• _What you should do_
Within the records below, find each line that holds the string "this", then copy it.

-------- Exercise materials

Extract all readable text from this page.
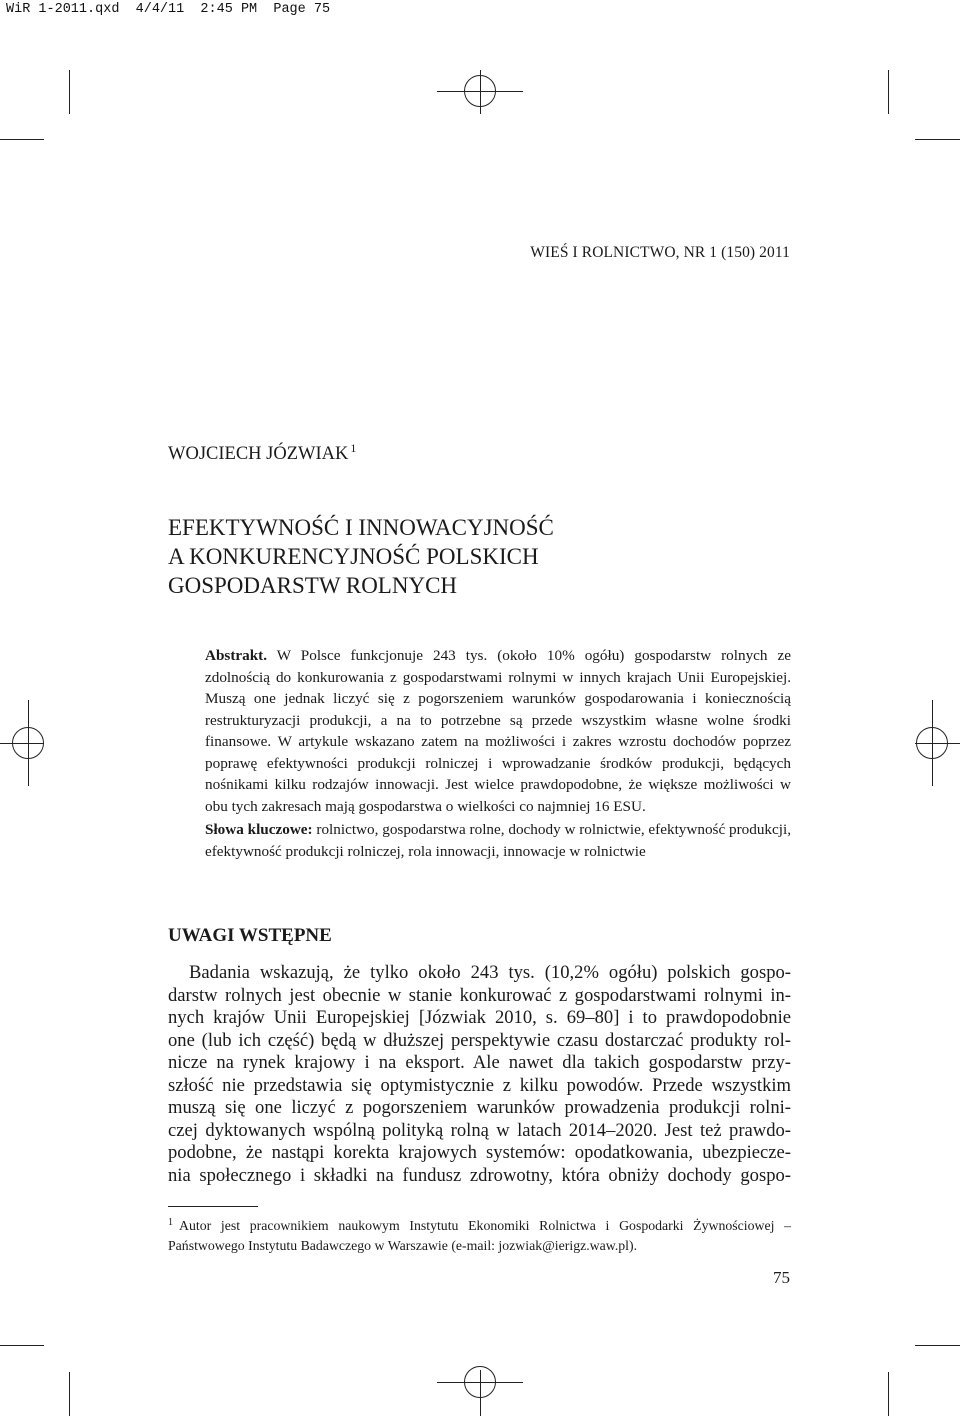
WiR 1-2011.qxd  4/4/11  2:45 PM  Page 75
WIEŚ I ROLNICTWO, NR 1 (150) 2011
WOJCIECH JÓZWIAK $^1$
EFEKTYWNOŚĆ I INNOWACYJNOŚĆ
A KONKURENCYJNOŚĆ POLSKICH
GOSPODARSTW ROLNYCH
Abstrakt. W Polsce funkcjonuje 243 tys. (około 10% ogółu) gospodarstw rolnych ze zdolnością do konkurowania z gospodarstwami rolnymi w innych krajach Unii Europejskiej. Muszą one jednak liczyć się z pogorszeniem warunków gospodarowania i koniecznością restrukturyzacji produkcji, a na to potrzebne są przede wszystkim własne wolne środki finansowe. W artykule wskazano zatem na możliwości i zakres wzrostu dochodów poprzez poprawę efektywności produkcji rolniczej i wprowadzanie środków produkcji, będących nośnikami kilku rodzajów innowacji. Jest wielce prawdopodobne, że większe możliwości w obu tych zakresach mają gospodarstwa o wielkości co najmniej 16 ESU.
Słowa kluczowe: rolnictwo, gospodarstwa rolne, dochody w rolnictwie, efektywność produkcji, efektywność produkcji rolniczej, rola innowacji, innowacje w rolnictwie
UWAGI WSTĘPNE
Badania wskazują, że tylko około 243 tys. (10,2% ogółu) polskich gospo-
darstw rolnych jest obecnie w stanie konkurować z gospodarstwami rolnymi in-
nych krajów Unii Europejskiej [Józwiak 2010, s. 69–80] i to prawdopodobnie
one (lub ich część) będą w dłuższej perspektywie czasu dostarczać produkty rol-
nicze na rynek krajowy i na eksport. Ale nawet dla takich gospodarstw przy-
szłość nie przedstawia się optymistycznie z kilku powodów. Przede wszystkim
muszą się one liczyć z pogorszeniem warunków prowadzenia produkcji rolni-
czej dyktowanych wspólną polityką rolną w latach 2014–2020. Jest też prawdo-
podobne, że nastąpi korekta krajowych systemów: opodatkowania, ubezpiecze-
nia społecznego i składki na fundusz zdrowotny, która obniży dochody gospo-
$^1$ Autor jest pracownikiem naukowym Instytutu Ekonomiki Rolnictwa i Gospodarki Żywnościowej – Państwowego Instytutu Badawczego w Warszawie (e-mail: jozwiak@ierigz.waw.pl).
75
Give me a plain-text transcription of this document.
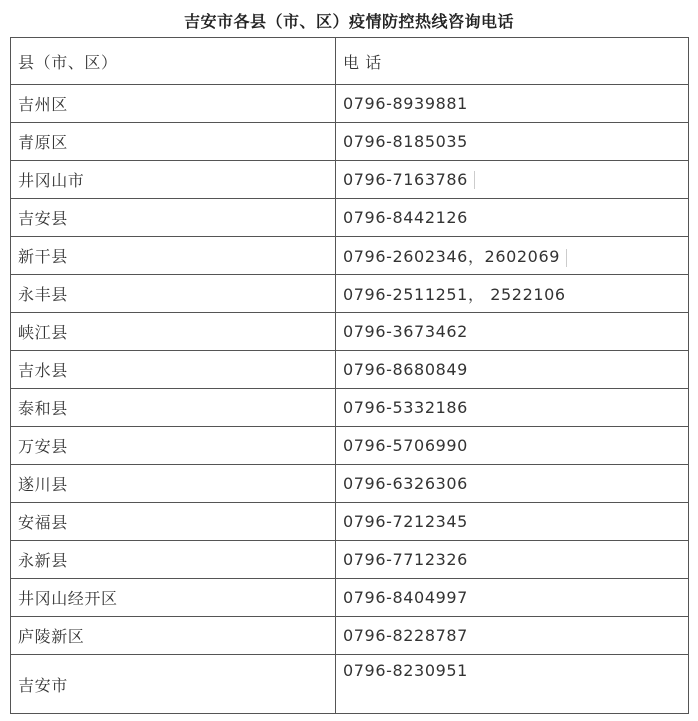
吉安市各县（市、区）疫情防控热线咨询电话
县（市、区）	电 话
吉州区	0796-8939881
青原区	0796-8185035
井冈山市	0796-7163786
吉安县	0796-8442126
新干县	0796-2602346，2602069
永丰县	0796-2511251， 2522106
峡江县	0796-3673462
吉水县	0796-8680849
泰和县	0796-5332186
万安县	0796-5706990
遂川县	0796-6326306
安福县	0796-7212345
永新县	0796-7712326
井冈山经开区	0796-8404997
庐陵新区	0796-8228787
吉安市	0796-8230951
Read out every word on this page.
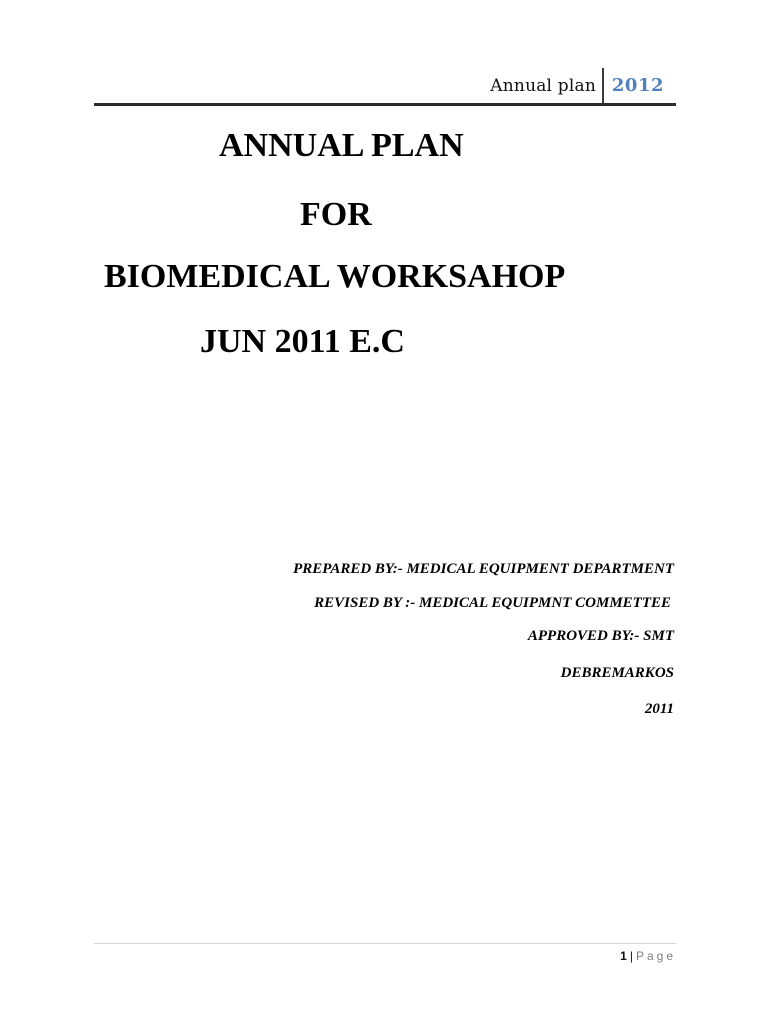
Annual plan 2012
ANNUAL PLAN
FOR
BIOMEDICAL WORKSAHOP
JUN 2011 E.C
PREPARED BY:- MEDICAL EQUIPMENT DEPARTMENT
REVISED BY :- MEDICAL EQUIPMNT COMMETTEE
APPROVED BY:- SMT
DEBREMARKOS
2011
1 | Page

----------------

• _Solution to the exercise_
Extract all readable text from this page.
Give me a plain-text transcription of this document.
Read out every word on this page.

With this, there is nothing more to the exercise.